→ AIM:
Among these lines, how many include "going"? Answer only with the number.

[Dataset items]
★ ★ ★

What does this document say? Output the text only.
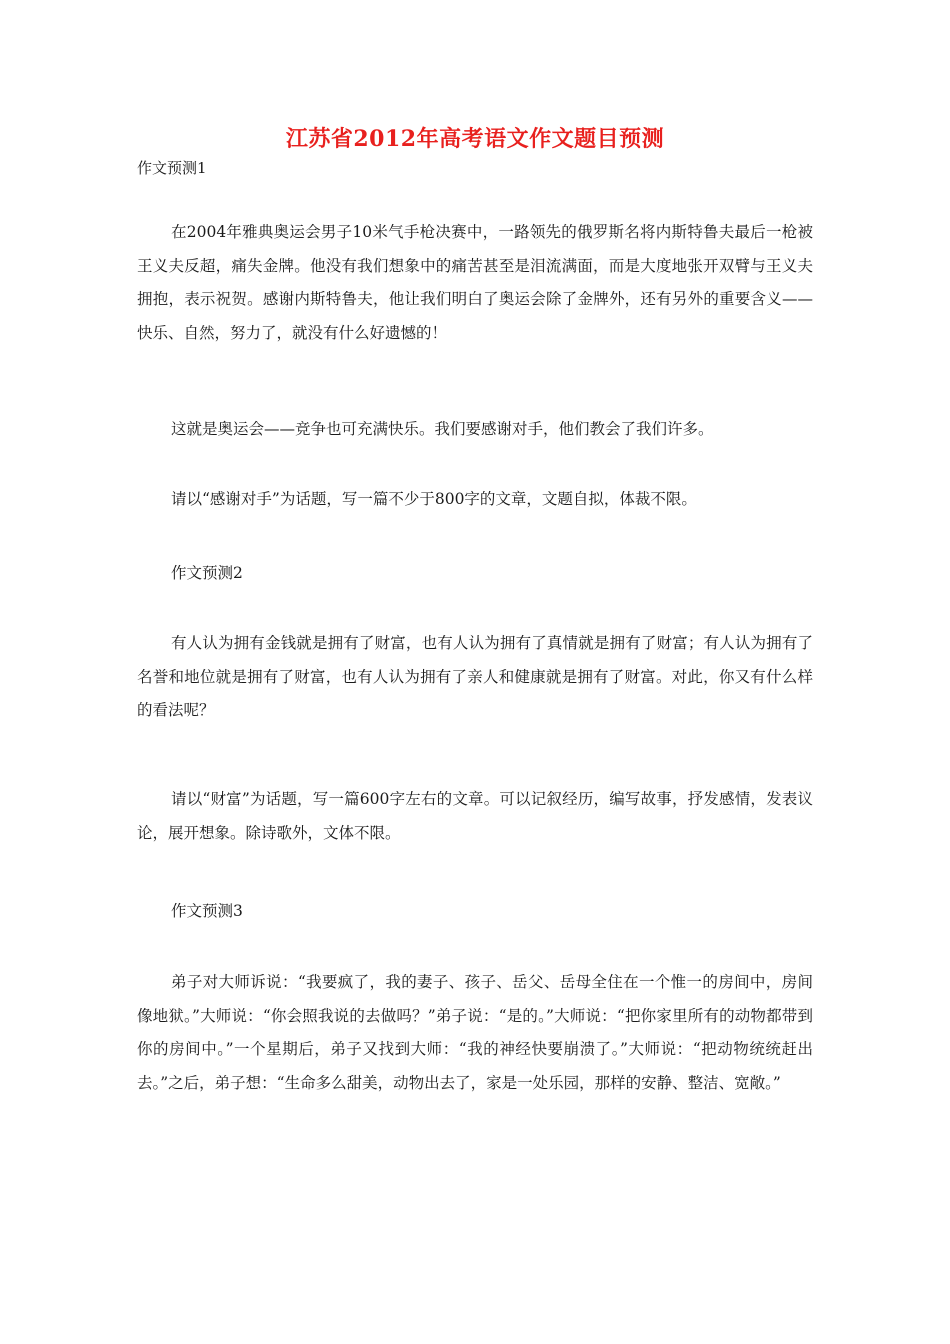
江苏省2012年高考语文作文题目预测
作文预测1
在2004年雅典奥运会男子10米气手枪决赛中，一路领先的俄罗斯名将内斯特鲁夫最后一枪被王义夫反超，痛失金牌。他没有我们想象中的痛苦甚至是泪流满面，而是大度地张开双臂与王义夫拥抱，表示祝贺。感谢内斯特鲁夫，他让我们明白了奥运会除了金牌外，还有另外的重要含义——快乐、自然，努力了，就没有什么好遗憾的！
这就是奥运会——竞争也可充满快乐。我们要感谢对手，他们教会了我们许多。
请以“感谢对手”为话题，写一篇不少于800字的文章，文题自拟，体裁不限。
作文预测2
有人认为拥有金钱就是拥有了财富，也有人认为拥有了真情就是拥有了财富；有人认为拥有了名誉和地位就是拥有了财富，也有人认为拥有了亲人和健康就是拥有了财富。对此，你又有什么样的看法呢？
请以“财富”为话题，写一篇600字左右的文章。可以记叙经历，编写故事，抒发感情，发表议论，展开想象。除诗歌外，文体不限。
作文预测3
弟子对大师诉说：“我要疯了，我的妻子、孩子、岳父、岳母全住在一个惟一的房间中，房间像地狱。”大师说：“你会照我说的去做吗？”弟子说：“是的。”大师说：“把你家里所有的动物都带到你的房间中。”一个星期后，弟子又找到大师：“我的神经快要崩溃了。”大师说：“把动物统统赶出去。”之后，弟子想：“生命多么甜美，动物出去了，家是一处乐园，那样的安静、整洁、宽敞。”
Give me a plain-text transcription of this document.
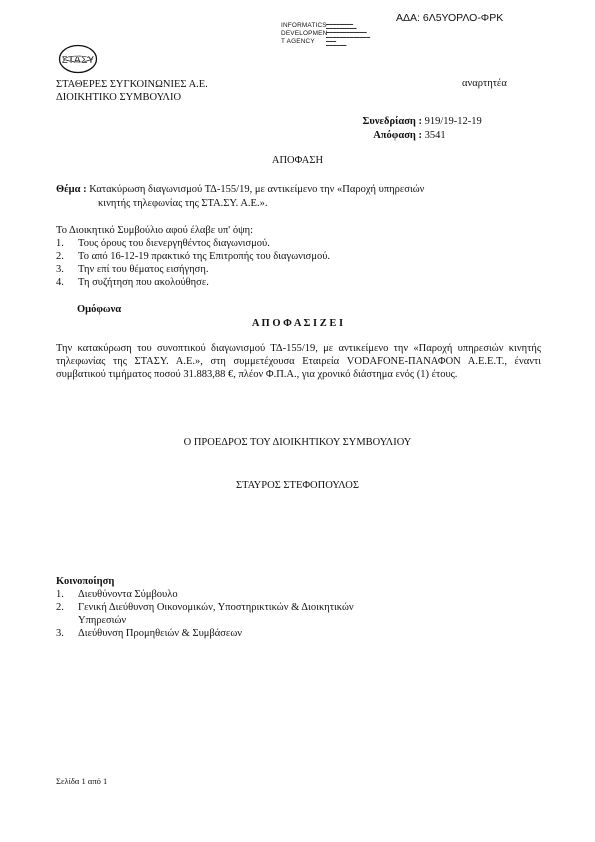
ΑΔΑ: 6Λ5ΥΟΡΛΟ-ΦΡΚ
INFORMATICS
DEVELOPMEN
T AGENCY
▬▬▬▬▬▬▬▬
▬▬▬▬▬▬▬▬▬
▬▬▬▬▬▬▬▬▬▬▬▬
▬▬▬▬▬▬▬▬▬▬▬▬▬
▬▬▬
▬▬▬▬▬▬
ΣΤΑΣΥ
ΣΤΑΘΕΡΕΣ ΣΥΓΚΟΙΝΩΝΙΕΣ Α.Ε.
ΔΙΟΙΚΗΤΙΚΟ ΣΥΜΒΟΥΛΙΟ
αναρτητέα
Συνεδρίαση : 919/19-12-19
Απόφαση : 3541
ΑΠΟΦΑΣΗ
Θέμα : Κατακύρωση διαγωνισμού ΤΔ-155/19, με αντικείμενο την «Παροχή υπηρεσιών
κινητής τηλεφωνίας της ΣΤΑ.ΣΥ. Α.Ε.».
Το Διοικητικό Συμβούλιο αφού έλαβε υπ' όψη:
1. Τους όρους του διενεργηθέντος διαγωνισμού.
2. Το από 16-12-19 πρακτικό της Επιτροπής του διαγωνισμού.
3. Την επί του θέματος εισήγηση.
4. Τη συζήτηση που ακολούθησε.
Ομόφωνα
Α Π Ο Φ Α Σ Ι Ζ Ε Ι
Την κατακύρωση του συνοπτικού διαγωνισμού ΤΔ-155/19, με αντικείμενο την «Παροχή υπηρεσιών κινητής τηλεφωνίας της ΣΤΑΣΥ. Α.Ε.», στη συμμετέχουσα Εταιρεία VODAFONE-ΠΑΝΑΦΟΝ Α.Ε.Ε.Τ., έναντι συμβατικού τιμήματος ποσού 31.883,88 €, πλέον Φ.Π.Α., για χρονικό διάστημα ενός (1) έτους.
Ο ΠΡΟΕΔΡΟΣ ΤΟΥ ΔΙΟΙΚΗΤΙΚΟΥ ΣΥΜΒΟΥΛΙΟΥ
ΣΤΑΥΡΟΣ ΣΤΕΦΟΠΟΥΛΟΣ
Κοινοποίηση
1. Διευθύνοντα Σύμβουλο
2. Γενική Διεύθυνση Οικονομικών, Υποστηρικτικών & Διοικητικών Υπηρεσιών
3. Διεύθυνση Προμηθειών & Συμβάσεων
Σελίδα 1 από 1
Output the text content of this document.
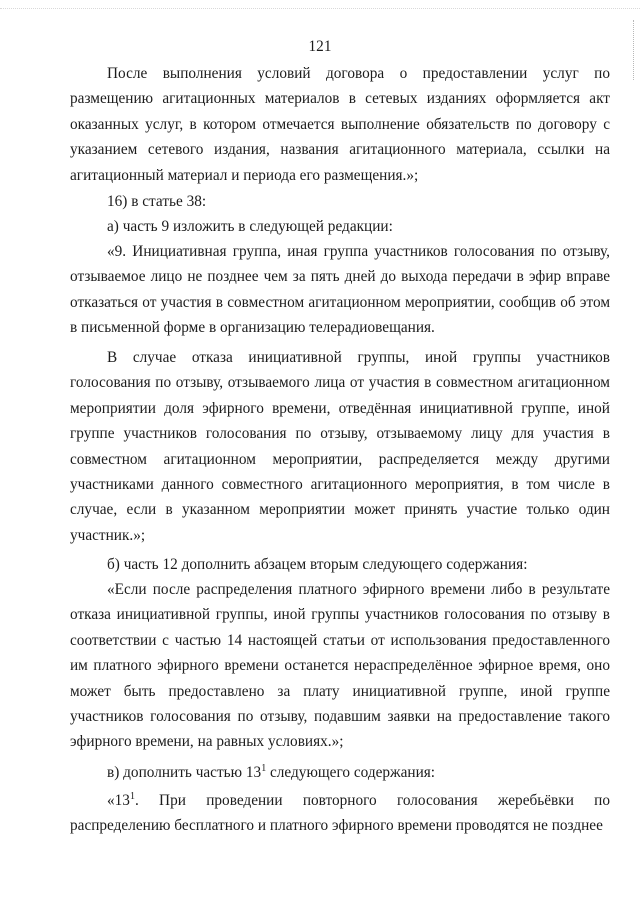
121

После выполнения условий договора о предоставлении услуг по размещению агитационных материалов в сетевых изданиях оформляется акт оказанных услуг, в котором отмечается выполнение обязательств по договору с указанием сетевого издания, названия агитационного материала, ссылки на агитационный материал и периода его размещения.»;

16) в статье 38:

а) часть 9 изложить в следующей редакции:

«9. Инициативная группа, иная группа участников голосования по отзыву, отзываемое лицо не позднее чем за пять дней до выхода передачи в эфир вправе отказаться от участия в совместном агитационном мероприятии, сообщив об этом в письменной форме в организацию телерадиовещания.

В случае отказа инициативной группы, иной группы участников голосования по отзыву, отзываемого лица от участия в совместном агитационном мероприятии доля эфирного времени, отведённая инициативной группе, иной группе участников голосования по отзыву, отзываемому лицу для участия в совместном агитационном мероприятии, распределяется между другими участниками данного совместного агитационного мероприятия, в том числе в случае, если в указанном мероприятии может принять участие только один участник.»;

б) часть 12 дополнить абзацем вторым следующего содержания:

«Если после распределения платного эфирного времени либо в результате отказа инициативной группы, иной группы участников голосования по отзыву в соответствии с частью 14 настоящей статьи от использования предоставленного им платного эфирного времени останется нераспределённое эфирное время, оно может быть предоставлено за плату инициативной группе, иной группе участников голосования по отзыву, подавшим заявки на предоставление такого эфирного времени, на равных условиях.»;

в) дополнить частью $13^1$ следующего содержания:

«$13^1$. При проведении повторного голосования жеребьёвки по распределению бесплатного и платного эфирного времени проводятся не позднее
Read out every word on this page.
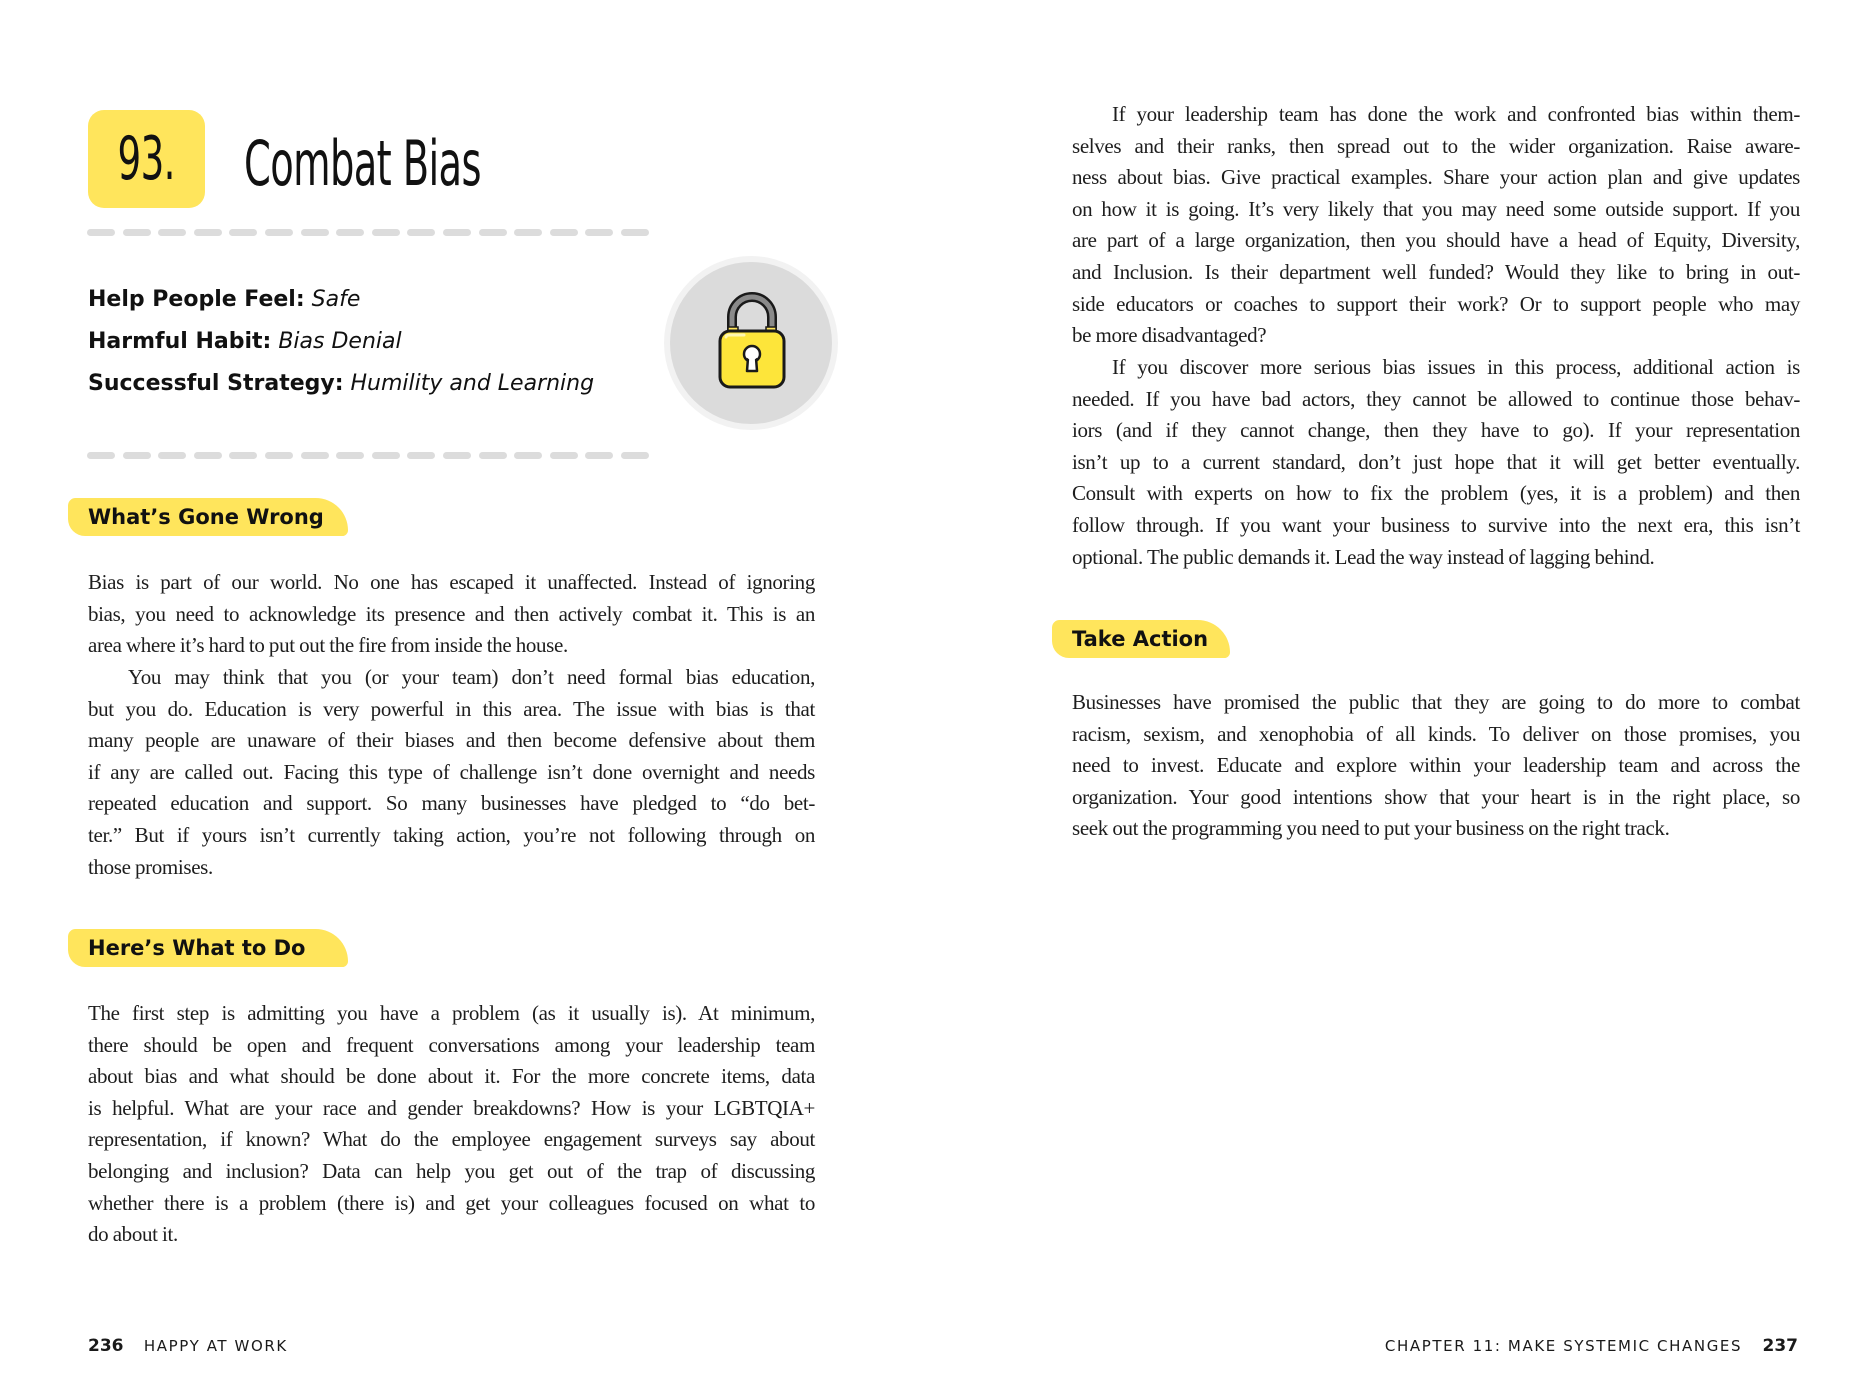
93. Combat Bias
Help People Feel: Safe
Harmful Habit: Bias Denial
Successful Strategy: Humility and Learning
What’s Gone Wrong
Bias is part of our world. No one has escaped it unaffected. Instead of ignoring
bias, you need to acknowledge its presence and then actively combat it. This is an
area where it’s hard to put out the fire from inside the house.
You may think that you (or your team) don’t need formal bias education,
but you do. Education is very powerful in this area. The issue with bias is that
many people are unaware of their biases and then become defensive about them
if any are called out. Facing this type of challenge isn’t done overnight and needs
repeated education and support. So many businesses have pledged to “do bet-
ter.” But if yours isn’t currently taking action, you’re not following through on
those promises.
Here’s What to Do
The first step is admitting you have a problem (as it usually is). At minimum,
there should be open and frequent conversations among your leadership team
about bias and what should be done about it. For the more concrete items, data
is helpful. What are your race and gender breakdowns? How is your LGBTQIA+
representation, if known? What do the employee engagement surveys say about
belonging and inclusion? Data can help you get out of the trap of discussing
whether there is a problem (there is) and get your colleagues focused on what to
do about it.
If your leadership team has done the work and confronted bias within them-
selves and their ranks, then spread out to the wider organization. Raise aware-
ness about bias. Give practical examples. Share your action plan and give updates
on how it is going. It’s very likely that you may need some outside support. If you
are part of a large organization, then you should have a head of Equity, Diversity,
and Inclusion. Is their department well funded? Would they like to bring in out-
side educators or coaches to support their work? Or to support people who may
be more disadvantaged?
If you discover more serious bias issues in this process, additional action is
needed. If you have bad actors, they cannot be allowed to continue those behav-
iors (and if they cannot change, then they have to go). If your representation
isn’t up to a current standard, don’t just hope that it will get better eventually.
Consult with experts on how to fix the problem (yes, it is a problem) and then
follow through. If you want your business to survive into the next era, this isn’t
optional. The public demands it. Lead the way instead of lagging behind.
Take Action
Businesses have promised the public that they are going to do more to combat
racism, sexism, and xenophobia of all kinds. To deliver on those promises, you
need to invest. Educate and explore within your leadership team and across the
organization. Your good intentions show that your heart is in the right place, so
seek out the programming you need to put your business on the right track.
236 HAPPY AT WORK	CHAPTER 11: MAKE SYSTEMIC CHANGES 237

★ ★ ★

→ EXERCISE OUTPUT:
2